▶ [Written request] Go through the records and extract every line with the word "Dakota".

# # # # # # #

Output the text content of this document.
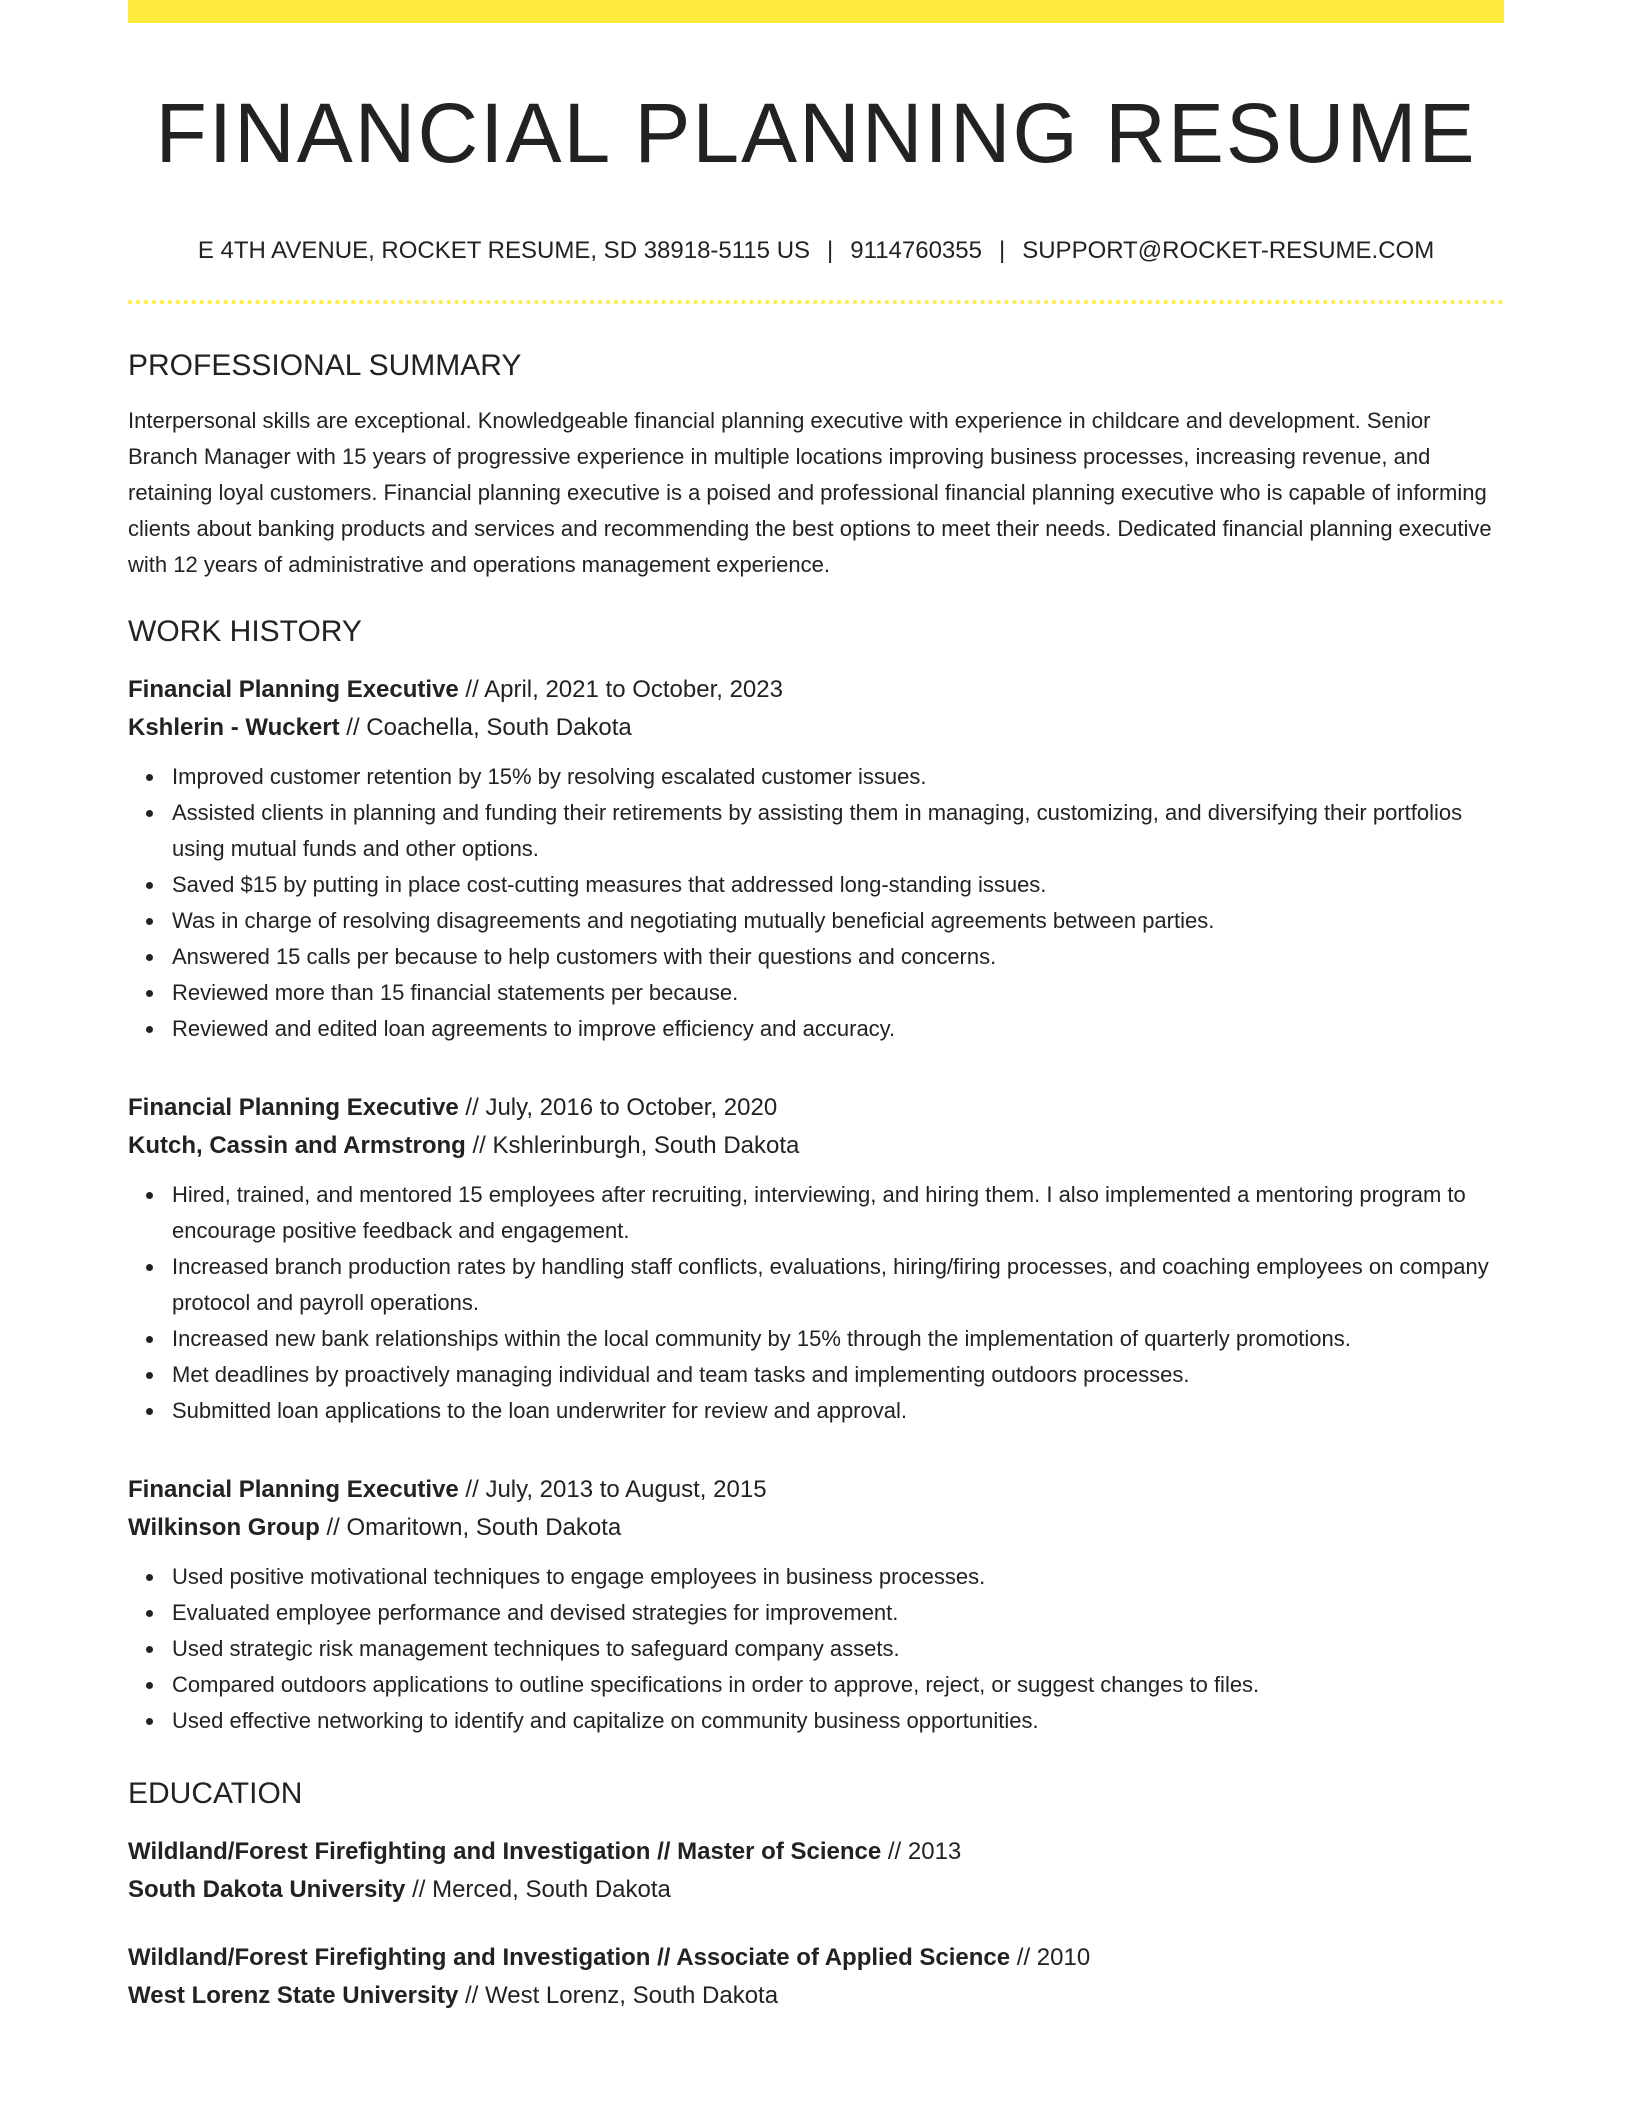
FINANCIAL PLANNING RESUME
E 4TH AVENUE, ROCKET RESUME, SD 38918-5115 US | 9114760355 | SUPPORT@ROCKET-RESUME.COM
PROFESSIONAL SUMMARY

Interpersonal skills are exceptional. Knowledgeable financial planning executive with experience in childcare and development. Senior Branch Manager with 15 years of progressive experience in multiple locations improving business processes, increasing revenue, and retaining loyal customers. Financial planning executive is a poised and professional financial planning executive who is capable of informing clients about banking products and services and recommending the best options to meet their needs. Dedicated financial planning executive with 12 years of administrative and operations management experience.

WORK HISTORY
Financial Planning Executive // April, 2021 to October, 2023
Kshlerin - Wuckert // Coachella, South Dakota
Improved customer retention by 15% by resolving escalated customer issues.
Assisted clients in planning and funding their retirements by assisting them in managing, customizing, and diversifying their portfolios using mutual funds and other options.
Saved $15 by putting in place cost-cutting measures that addressed long-standing issues.
Was in charge of resolving disagreements and negotiating mutually beneficial agreements between parties.
Answered 15 calls per because to help customers with their questions and concerns.
Reviewed more than 15 financial statements per because.
Reviewed and edited loan agreements to improve efficiency and accuracy.
Financial Planning Executive // July, 2016 to October, 2020
Kutch, Cassin and Armstrong // Kshlerinburgh, South Dakota
Hired, trained, and mentored 15 employees after recruiting, interviewing, and hiring them. I also implemented a mentoring program to encourage positive feedback and engagement.
Increased branch production rates by handling staff conflicts, evaluations, hiring/firing processes, and coaching employees on company protocol and payroll operations.
Increased new bank relationships within the local community by 15% through the implementation of quarterly promotions.
Met deadlines by proactively managing individual and team tasks and implementing outdoors processes.
Submitted loan applications to the loan underwriter for review and approval.
Financial Planning Executive // July, 2013 to August, 2015
Wilkinson Group // Omaritown, South Dakota
Used positive motivational techniques to engage employees in business processes.
Evaluated employee performance and devised strategies for improvement.
Used strategic risk management techniques to safeguard company assets.
Compared outdoors applications to outline specifications in order to approve, reject, or suggest changes to files.
Used effective networking to identify and capitalize on community business opportunities.
EDUCATION
Wildland/Forest Firefighting and Investigation // Master of Science // 2013
South Dakota University // Merced, South Dakota
Wildland/Forest Firefighting and Investigation // Associate of Applied Science // 2010
West Lorenz State University // West Lorenz, South Dakota
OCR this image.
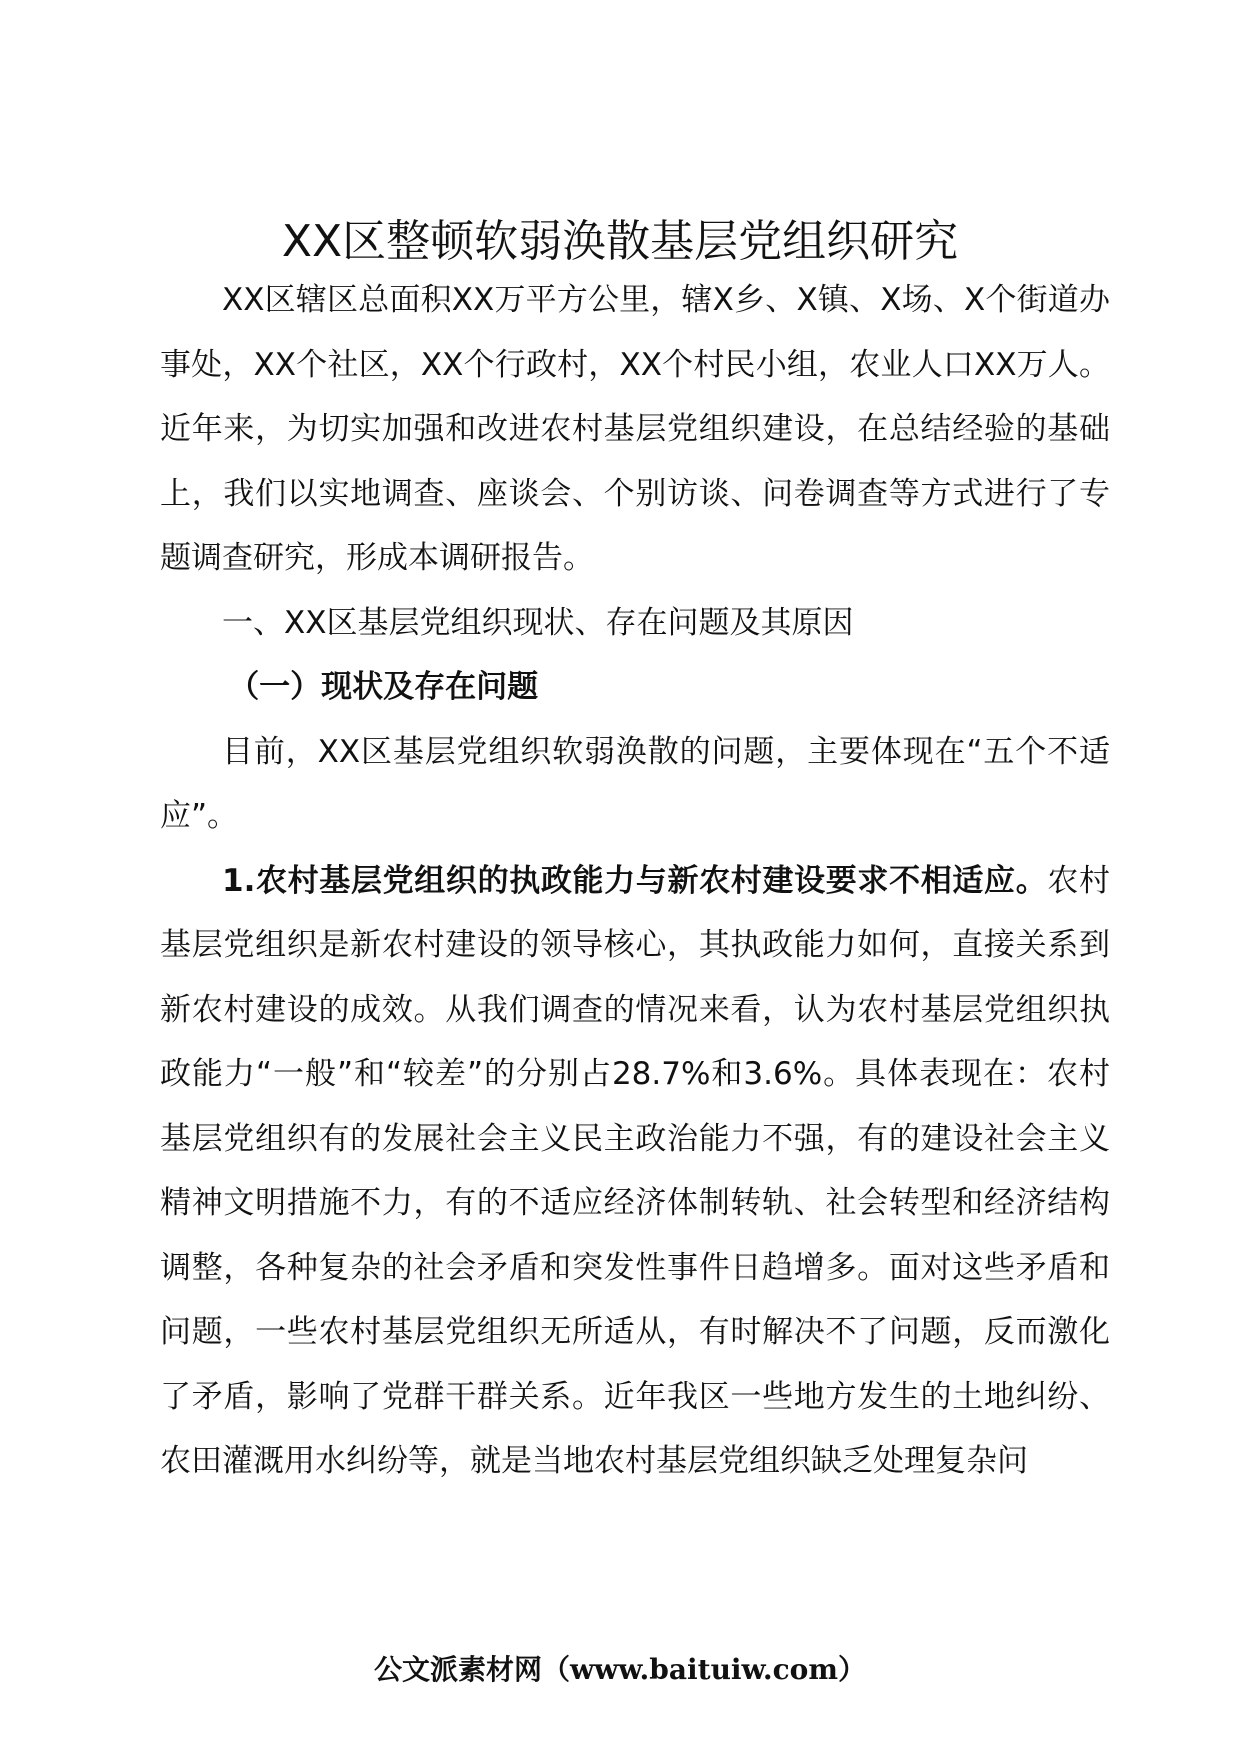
XX区整顿软弱涣散基层党组织研究

XX区辖区总面积XX万平方公里，辖X乡、X镇、X场、X个街道办事处，XX个社区，XX个行政村，XX个村民小组，农业人口XX万人。近年来，为切实加强和改进农村基层党组织建设，在总结经验的基础上，我们以实地调查、座谈会、个别访谈、问卷调查等方式进行了专题调查研究，形成本调研报告。

一、XX区基层党组织现状、存在问题及其原因

（一）现状及存在问题

目前，XX区基层党组织软弱涣散的问题，主要体现在“五个不适应”。

1.农村基层党组织的执政能力与新农村建设要求不相适应。农村基层党组织是新农村建设的领导核心，其执政能力如何，直接关系到新农村建设的成效。从我们调查的情况来看，认为农村基层党组织执政能力“一般”和“较差”的分别占28.7%和3.6%。具体表现在：农村基层党组织有的发展社会主义民主政治能力不强，有的建设社会主义精神文明措施不力，有的不适应经济体制转轨、社会转型和经济结构调整，各种复杂的社会矛盾和突发性事件日趋增多。面对这些矛盾和问题，一些农村基层党组织无所适从，有时解决不了问题，反而激化了矛盾，影响了党群干群关系。近年我区一些地方发生的土地纠纷、农田灌溉用水纠纷等，就是当地农村基层党组织缺乏处理复杂问

公文派素材网（www.baituiw.com）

# # # # # # #

▶ [Answer to this task]
Kshlerin - Wuckert // Coachella, South Dakota
Kutch, Cassin and Armstrong // Kshlerinburgh, South Dakota
Wilkinson Group // Omaritown, South Dakota
South Dakota University // Merced, South Dakota
West Lorenz State University // West Lorenz, South Dakota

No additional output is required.